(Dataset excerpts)

*-*-*

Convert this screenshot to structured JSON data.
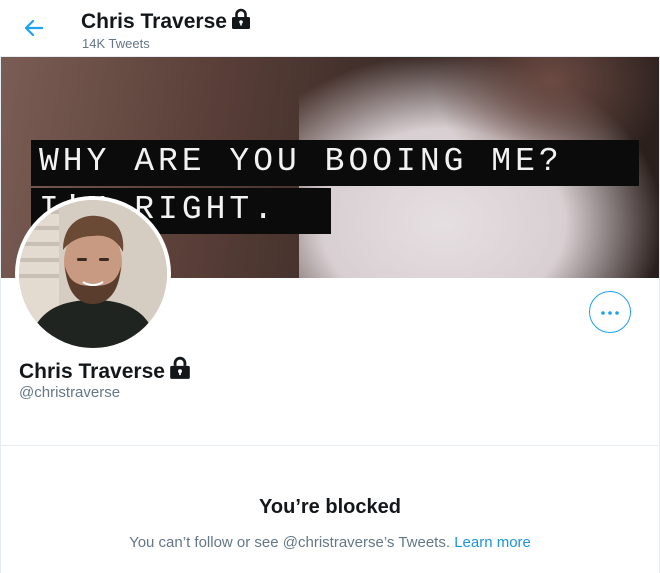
{
  "header": {
    "name": "Chris Traverse",
    "tweet_count": "14K Tweets",
    "protected_icon": "lock-icon",
    "back_icon": "arrow-left-icon"
  },
  "banner": {
    "caption_line1": "WHY ARE YOU BOOING ME?",
    "caption_line2": "I'M RIGHT."
  },
  "profile": {
    "name": "Chris Traverse",
    "handle": "@christraverse",
    "more_icon": "more-icon"
  },
  "blocked": {
    "title": "You’re blocked",
    "message": "You can’t follow or see @christraverse’s Tweets.",
    "link": "Learn more"
  },
  "colors": {
    "accent": "#1da1f2",
    "secondary_text": "#657786",
    "primary_text": "#14171a"
  }
}
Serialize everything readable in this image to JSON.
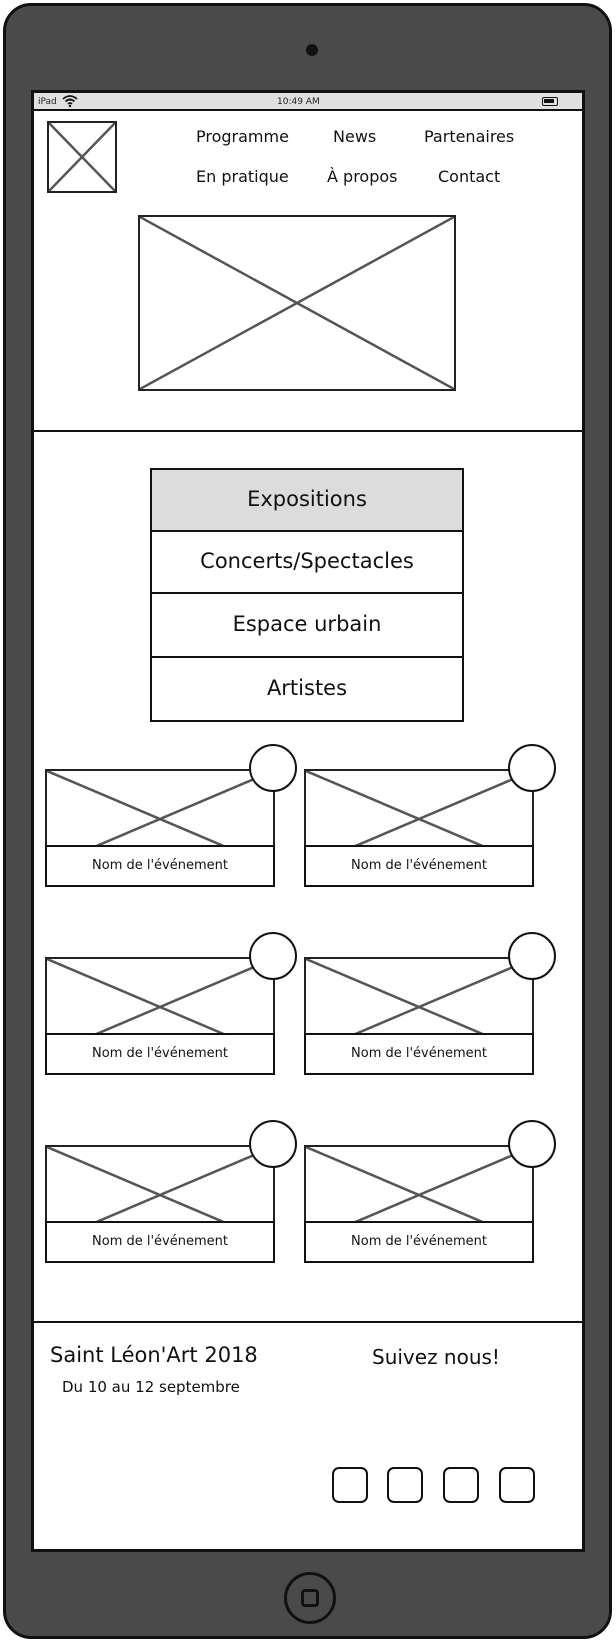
{
  "status_bar": {
    "device": "iPad",
    "time": "10:49 AM",
    "wifi_icon": "wifi-icon",
    "battery_icon": "battery-icon"
  },
  "header": {
    "logo": "image-placeholder",
    "nav": [
      {
        "label": "Programme"
      },
      {
        "label": "News"
      },
      {
        "label": "Partenaires"
      },
      {
        "label": "En pratique"
      },
      {
        "label": "À propos"
      },
      {
        "label": "Contact"
      }
    ],
    "hero": "image-placeholder"
  },
  "categories": {
    "selected": "Expositions",
    "items": [
      {
        "label": "Expositions"
      },
      {
        "label": "Concerts/Spectacles"
      },
      {
        "label": "Espace urbain"
      },
      {
        "label": "Artistes"
      }
    ]
  },
  "events": [
    {
      "name": "Nom de l'événement"
    },
    {
      "name": "Nom de l'événement"
    },
    {
      "name": "Nom de l'événement"
    },
    {
      "name": "Nom de l'événement"
    },
    {
      "name": "Nom de l'événement"
    },
    {
      "name": "Nom de l'événement"
    }
  ],
  "footer": {
    "title": "Saint Léon'Art 2018",
    "dates": "Du 10 au 12 septembre",
    "follow": "Suivez nous!",
    "social_count": 4
  },
  "colors": {
    "device_frame": "#4a4a4a",
    "selected_tab": "#dcdcdc",
    "stroke": "#111111"
  }
}
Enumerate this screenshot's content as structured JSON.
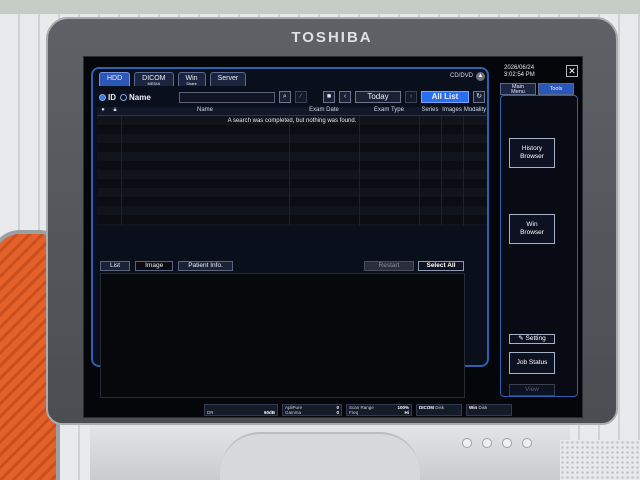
{
  "monitor": {
    "brand": "TOSHIBA"
  },
  "tabs": [
    {
      "label": "HDD",
      "active": true
    },
    {
      "label": "DICOM",
      "sub": "MEDIA"
    },
    {
      "label": "Win",
      "sub": "Share"
    },
    {
      "label": "Server"
    }
  ],
  "cd_label": "CD/DVD",
  "search": {
    "id_label": "ID",
    "name_label": "Name",
    "today_label": "Today",
    "all_list_label": "All List"
  },
  "list": {
    "columns": [
      "Name",
      "Exam Date",
      "Exam Type",
      "Series",
      "Images",
      "Modality"
    ],
    "message": "A search was completed, but nothing was found."
  },
  "lower": {
    "tabs": [
      "List",
      "Image",
      "Patient Info."
    ],
    "restart_label": "Restart",
    "select_all_label": "Select All"
  },
  "side": {
    "date": "2026/06/24",
    "time": "3:02:54 PM",
    "tab_main_line1": "Main",
    "tab_main_line2": "Menu",
    "tab_tools": "Tools",
    "history_line1": "History",
    "history_line2": "Browser",
    "win_line1": "Win",
    "win_line2": "Browser",
    "setting": "Setting",
    "job_line1": "Job Status",
    "view": "View"
  },
  "status": {
    "dr": "DR",
    "dr_val": "60dB",
    "apli": "ApliPure",
    "apli_val": "0",
    "gamma": "Gamma",
    "gamma_val": "0",
    "scan_range": "Scan Range",
    "scan_val": "100%",
    "freq": "Freq",
    "freq_val": "Hi",
    "dicom": "DICOM",
    "dicom_sub": "Disk",
    "win": "Win",
    "win_sub": "Disk"
  }
}
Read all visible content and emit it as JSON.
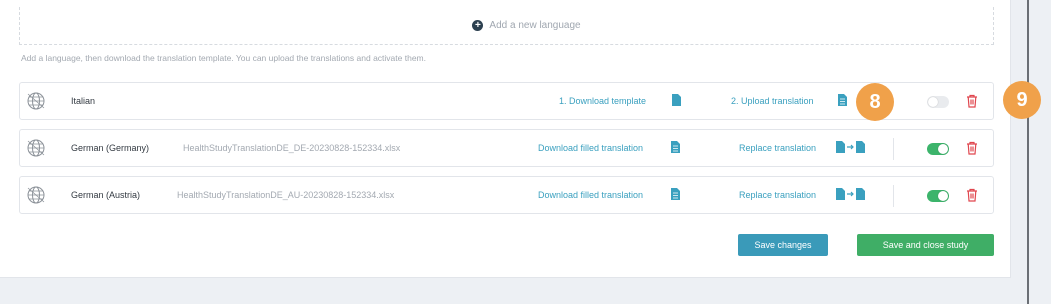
{
  "add_language": {
    "label": "Add a new language",
    "icon": "plus-circle-icon"
  },
  "hint": "Add a language, then download the translation template. You can upload the translations and activate them.",
  "rows": [
    {
      "language": "Italian",
      "file": "",
      "download_label": "1. Download template",
      "upload_label": "2. Upload translation",
      "enabled": false
    },
    {
      "language": "German (Germany)",
      "file": "HealthStudyTranslationDE_DE-20230828-152334.xlsx",
      "download_label": "Download filled translation",
      "upload_label": "Replace translation",
      "enabled": true
    },
    {
      "language": "German (Austria)",
      "file": "HealthStudyTranslationDE_AU-20230828-152334.xlsx",
      "download_label": "Download filled translation",
      "upload_label": "Replace translation",
      "enabled": true
    }
  ],
  "badges": [
    "8",
    "9"
  ],
  "buttons": {
    "save": "Save changes",
    "save_close": "Save and close study"
  },
  "colors": {
    "link": "#3aa0bf",
    "toggle_on": "#3cb46b",
    "badge": "#f0a14a",
    "delete": "#e0464e",
    "save_button": "#3a9ab9",
    "close_button": "#3fae66"
  }
}
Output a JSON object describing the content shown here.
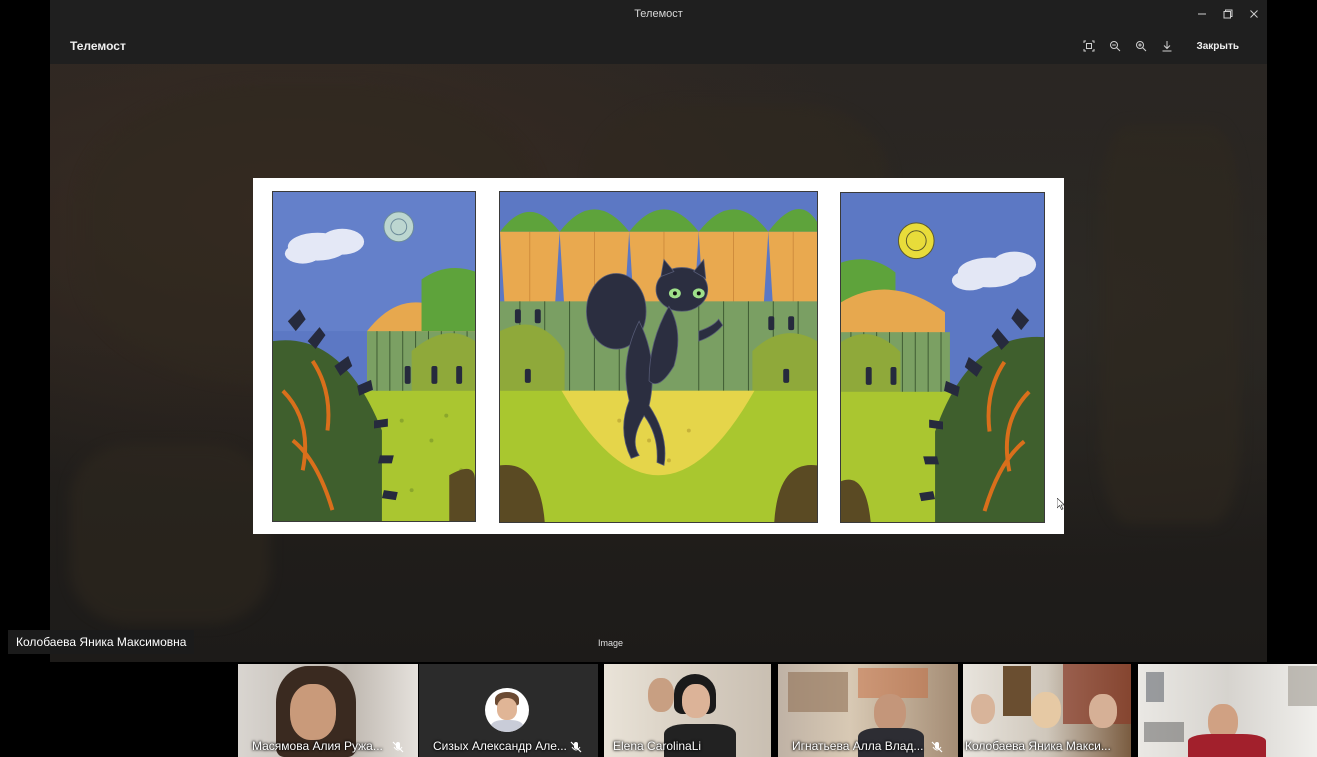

*-*-*

TASK STATEMENT |
Write out the entries above verbatim; the pictures do not belong in your copy.

COMPLETED EXERCISE |
Convert this screenshot to structured JSON data.
{
  "header": {
    "name": "Chris Traverse",
    "tweet_count": "14K Tweets",
    "protected_icon": "lock-icon",
    "back_icon": "arrow-left-icon"
  },
  "banner": {
    "caption_line1": "WHY ARE YOU BOOING ME?",
    "caption_line2": "I'M RIGHT."
  },
  "profile": {
    "name": "Chris Traverse",
    "handle": "@christraverse",
    "more_icon": "more-icon"
  },
  "blocked": {
    "title": "You’re blocked",
    "message": "You can’t follow or see @christraverse’s Tweets.",
    "link": "Learn more"
  },
  "colors": {
    "accent": "#1da1f2",
    "secondary_text": "#657786",
    "primary_text": "#14171a"
  }
}
Serialize everything readable in this image to JSON.
{
  "status_bar": {
    "device": "iPad",
    "time": "10:49 AM",
    "wifi_icon": "wifi-icon",
    "battery_icon": "battery-icon"
  },
  "header": {
    "logo": "image-placeholder",
    "nav": [
      {
        "label": "Programme"
      },
      {
        "label": "News"
      },
      {
        "label": "Partenaires"
      },
      {
        "label": "En pratique"
      },
      {
        "label": "À propos"
      },
      {
        "label": "Contact"
      }
    ],
    "hero": "image-placeholder"
  },
  "categories": {
    "selected": "Expositions",
    "items": [
      {
        "label": "Expositions"
      },
      {
        "label": "Concerts/Spectacles"
      },
      {
        "label": "Espace urbain"
      },
      {
        "label": "Artistes"
      }
    ]
  },
  "events": [
    {
      "name": "Nom de l'événement"
    },
    {
      "name": "Nom de l'événement"
    },
    {
      "name": "Nom de l'événement"
    },
    {
      "name": "Nom de l'événement"
    },
    {
      "name": "Nom de l'événement"
    },
    {
      "name": "Nom de l'événement"
    }
  ],
  "footer": {
    "title": "Saint Léon'Art 2018",
    "dates": "Du 10 au 12 septembre",
    "follow": "Suivez nous!",
    "social_count": 4
  },
  "colors": {
    "device_frame": "#4a4a4a",
    "selected_tab": "#dcdcdc",
    "stroke": "#111111"
  }
}
Enumerate this screenshot's content as structured JSON.
{
  "monitor": {
    "brand": "TOSHIBA"
  },
  "tabs": [
    {
      "label": "HDD",
      "active": true
    },
    {
      "label": "DICOM",
      "sub": "MEDIA"
    },
    {
      "label": "Win",
      "sub": "Share"
    },
    {
      "label": "Server"
    }
  ],
  "cd_label": "CD/DVD",
  "search": {
    "id_label": "ID",
    "name_label": "Name",
    "today_label": "Today",
    "all_list_label": "All List"
  },
  "list": {
    "columns": [
      "Name",
      "Exam Date",
      "Exam Type",
      "Series",
      "Images",
      "Modality"
    ],
    "message": "A search was completed, but nothing was found."
  },
  "lower": {
    "tabs": [
      "List",
      "Image",
      "Patient Info."
    ],
    "restart_label": "Restart",
    "select_all_label": "Select All"
  },
  "side": {
    "date": "2026/06/24",
    "time": "3:02:54 PM",
    "tab_main_line1": "Main",
    "tab_main_line2": "Menu",
    "tab_tools": "Tools",
    "history_line1": "History",
    "history_line2": "Browser",
    "win_line1": "Win",
    "win_line2": "Browser",
    "setting": "Setting",
    "job_line1": "Job Status",
    "view": "View"
  },
  "status": {
    "dr": "DR",
    "dr_val": "60dB",
    "apli": "ApliPure",
    "apli_val": "0",
    "gamma": "Gamma",
    "gamma_val": "0",
    "scan_range": "Scan Range",
    "scan_val": "100%",
    "freq": "Freq",
    "freq_val": "Hi",
    "dicom": "DICOM",
    "dicom_sub": "Disk",
    "win": "Win",
    "win_sub": "Disk"
  }
}
Read all visible content and emit it as JSON.
{
  "add_language": {
    "label": "Add a new language",
    "icon": "plus-circle-icon"
  },
  "hint": "Add a language, then download the translation template. You can upload the translations and activate them.",
  "rows": [
    {
      "language": "Italian",
      "file": "",
      "download_label": "1. Download template",
      "upload_label": "2. Upload translation",
      "enabled": false
    },
    {
      "language": "German (Germany)",
      "file": "HealthStudyTranslationDE_DE-20230828-152334.xlsx",
      "download_label": "Download filled translation",
      "upload_label": "Replace translation",
      "enabled": true
    },
    {
      "language": "German (Austria)",
      "file": "HealthStudyTranslationDE_AU-20230828-152334.xlsx",
      "download_label": "Download filled translation",
      "upload_label": "Replace translation",
      "enabled": true
    }
  ],
  "badges": [
    "8",
    "9"
  ],
  "buttons": {
    "save": "Save changes",
    "save_close": "Save and close study"
  },
  "colors": {
    "link": "#3aa0bf",
    "toggle_on": "#3cb46b",
    "badge": "#f0a14a",
    "delete": "#e0464e",
    "save_button": "#3a9ab9",
    "close_button": "#3fae66"
  }
}
Output a JSON object describing the content shown here.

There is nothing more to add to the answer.